**Source data:**

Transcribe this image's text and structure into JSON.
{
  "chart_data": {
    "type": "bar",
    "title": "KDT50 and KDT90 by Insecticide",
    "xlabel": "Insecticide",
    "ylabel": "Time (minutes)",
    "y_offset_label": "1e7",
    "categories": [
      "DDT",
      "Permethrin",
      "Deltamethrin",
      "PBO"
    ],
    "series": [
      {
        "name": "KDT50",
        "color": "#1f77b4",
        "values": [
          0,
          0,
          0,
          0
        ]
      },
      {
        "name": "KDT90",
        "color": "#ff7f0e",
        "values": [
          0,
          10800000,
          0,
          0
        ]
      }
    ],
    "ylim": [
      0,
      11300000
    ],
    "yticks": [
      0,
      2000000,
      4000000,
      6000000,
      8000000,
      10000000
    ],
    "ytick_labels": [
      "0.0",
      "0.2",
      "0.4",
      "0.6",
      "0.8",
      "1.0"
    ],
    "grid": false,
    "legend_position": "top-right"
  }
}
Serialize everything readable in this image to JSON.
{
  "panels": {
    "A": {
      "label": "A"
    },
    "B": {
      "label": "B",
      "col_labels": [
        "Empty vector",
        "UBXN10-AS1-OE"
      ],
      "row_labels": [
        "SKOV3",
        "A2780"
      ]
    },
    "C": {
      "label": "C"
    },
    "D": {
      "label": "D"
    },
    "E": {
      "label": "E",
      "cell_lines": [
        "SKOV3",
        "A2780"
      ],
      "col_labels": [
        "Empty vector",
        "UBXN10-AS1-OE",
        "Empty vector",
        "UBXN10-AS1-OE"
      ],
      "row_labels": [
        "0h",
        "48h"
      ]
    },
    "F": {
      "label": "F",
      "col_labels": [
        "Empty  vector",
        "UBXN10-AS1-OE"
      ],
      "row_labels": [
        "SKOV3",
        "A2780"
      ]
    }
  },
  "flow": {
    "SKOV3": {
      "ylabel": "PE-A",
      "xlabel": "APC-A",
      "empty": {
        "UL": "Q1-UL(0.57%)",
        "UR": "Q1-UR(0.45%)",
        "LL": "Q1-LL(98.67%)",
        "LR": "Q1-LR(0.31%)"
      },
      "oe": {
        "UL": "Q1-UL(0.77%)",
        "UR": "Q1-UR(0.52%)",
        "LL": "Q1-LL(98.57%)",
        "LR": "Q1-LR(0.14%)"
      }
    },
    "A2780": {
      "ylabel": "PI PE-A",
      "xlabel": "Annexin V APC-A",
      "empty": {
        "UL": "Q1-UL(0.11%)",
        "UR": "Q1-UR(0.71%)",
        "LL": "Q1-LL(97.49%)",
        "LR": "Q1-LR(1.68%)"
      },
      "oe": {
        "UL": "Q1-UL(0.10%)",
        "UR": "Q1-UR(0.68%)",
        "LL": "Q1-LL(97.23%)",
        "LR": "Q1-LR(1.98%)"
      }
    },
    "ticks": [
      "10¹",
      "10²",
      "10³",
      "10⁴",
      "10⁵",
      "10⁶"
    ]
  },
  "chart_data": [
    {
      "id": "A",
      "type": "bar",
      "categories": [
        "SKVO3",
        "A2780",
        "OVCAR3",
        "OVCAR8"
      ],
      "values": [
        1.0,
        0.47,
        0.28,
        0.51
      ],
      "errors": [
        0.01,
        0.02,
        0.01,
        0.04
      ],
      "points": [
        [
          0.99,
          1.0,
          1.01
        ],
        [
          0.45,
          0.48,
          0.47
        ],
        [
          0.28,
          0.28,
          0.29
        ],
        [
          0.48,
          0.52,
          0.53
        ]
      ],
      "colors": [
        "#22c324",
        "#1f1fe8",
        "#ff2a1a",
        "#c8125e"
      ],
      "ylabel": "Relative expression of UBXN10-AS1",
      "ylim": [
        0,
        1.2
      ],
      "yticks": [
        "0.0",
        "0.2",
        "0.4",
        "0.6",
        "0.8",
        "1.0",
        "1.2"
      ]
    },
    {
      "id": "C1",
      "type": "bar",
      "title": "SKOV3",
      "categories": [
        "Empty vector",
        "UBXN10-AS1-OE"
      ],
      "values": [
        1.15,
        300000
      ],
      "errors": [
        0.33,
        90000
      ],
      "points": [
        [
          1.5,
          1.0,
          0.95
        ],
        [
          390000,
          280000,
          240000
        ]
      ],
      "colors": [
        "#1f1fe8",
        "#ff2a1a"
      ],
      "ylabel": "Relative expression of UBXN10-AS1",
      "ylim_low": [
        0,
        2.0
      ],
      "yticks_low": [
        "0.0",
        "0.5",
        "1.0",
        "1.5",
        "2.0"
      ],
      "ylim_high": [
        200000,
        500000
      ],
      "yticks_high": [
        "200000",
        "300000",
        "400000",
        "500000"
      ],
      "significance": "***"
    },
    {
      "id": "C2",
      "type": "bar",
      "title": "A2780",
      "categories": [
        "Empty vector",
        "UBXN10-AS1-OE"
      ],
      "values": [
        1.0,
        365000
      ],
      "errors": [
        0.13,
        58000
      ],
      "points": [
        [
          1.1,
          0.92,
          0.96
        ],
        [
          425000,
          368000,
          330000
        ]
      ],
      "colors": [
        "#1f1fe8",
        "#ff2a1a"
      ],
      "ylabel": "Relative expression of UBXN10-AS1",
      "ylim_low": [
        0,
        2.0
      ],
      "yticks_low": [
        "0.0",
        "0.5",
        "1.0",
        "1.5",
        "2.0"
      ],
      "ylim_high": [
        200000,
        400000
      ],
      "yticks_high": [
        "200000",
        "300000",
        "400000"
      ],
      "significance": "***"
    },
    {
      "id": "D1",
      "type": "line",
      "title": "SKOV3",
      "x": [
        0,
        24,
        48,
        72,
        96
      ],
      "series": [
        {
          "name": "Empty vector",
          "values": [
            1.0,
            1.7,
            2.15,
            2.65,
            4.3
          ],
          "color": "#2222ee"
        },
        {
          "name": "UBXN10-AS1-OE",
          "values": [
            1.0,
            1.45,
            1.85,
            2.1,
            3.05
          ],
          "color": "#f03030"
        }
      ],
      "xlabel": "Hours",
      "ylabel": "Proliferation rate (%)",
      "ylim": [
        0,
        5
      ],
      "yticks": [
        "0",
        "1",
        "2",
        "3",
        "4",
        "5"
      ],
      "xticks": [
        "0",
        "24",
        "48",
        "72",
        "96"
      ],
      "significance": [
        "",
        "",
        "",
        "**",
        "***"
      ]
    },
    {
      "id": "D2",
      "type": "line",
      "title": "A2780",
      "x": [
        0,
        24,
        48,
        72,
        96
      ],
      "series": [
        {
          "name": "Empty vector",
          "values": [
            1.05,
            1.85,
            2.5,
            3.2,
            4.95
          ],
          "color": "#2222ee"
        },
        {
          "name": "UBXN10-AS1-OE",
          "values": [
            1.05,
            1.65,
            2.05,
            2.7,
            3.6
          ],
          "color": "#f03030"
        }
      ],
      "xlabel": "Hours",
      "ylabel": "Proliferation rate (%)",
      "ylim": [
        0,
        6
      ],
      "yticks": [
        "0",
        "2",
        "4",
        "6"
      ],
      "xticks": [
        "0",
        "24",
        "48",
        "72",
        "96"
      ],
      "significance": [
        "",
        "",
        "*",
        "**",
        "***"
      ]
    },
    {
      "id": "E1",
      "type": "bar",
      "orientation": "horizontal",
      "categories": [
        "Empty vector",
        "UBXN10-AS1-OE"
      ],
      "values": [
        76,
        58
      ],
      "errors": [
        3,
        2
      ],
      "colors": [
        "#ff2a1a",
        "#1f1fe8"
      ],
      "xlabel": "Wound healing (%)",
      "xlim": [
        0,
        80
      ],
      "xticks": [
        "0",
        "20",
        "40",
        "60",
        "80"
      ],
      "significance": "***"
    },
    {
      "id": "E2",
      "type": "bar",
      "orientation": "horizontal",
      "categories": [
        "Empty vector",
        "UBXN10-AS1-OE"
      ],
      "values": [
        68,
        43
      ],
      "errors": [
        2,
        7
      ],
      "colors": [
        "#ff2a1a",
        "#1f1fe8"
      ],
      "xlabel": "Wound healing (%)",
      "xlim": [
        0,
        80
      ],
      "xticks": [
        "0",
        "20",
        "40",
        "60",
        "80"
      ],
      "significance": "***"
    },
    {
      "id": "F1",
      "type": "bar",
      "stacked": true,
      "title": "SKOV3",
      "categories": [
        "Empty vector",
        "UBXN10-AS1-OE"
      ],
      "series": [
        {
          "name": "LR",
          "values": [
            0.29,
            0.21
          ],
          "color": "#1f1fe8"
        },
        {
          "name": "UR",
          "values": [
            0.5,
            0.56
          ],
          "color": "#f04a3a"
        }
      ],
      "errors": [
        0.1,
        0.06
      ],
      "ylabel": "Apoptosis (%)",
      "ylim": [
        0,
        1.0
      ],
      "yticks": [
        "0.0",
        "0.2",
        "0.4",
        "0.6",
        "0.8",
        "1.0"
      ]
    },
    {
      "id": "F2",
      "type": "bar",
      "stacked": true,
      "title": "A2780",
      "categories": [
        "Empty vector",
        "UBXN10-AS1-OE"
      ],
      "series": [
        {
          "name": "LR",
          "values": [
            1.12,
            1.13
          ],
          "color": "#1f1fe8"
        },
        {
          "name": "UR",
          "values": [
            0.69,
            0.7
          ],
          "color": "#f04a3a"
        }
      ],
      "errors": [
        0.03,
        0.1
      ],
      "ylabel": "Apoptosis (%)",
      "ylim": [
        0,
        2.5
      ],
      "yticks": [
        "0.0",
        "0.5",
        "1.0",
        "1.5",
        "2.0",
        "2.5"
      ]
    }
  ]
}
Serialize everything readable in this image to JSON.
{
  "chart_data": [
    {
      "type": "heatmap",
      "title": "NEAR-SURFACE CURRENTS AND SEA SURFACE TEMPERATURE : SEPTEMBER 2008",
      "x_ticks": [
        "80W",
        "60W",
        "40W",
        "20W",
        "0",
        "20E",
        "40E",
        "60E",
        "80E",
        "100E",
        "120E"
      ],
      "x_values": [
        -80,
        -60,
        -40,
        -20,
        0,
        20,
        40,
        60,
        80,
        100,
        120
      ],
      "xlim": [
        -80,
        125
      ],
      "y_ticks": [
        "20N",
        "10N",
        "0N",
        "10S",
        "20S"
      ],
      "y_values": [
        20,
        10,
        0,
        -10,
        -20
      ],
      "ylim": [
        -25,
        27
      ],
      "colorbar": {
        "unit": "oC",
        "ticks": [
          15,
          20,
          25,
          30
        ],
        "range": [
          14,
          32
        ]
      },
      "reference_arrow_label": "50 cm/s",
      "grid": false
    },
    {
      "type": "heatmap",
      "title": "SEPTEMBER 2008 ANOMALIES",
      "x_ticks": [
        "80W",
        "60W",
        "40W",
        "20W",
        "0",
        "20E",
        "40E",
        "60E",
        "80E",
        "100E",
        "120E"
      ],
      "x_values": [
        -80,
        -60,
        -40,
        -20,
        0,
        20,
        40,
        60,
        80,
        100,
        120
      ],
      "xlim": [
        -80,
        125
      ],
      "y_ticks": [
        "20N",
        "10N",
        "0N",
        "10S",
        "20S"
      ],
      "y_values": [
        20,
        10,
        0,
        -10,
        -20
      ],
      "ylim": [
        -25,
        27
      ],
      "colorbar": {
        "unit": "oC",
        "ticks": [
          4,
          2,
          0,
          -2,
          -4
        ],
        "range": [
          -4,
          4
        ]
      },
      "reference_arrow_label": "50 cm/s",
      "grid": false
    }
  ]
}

**What you will do:** Check each line above for the string "SEPTEMBER", then copy the ones that have it.

**Output for this task:**
      "title": "NEAR-SURFACE CURRENTS AND SEA SURFACE TEMPERATURE : SEPTEMBER 2008",
      "title": "SEPTEMBER 2008 ANOMALIES",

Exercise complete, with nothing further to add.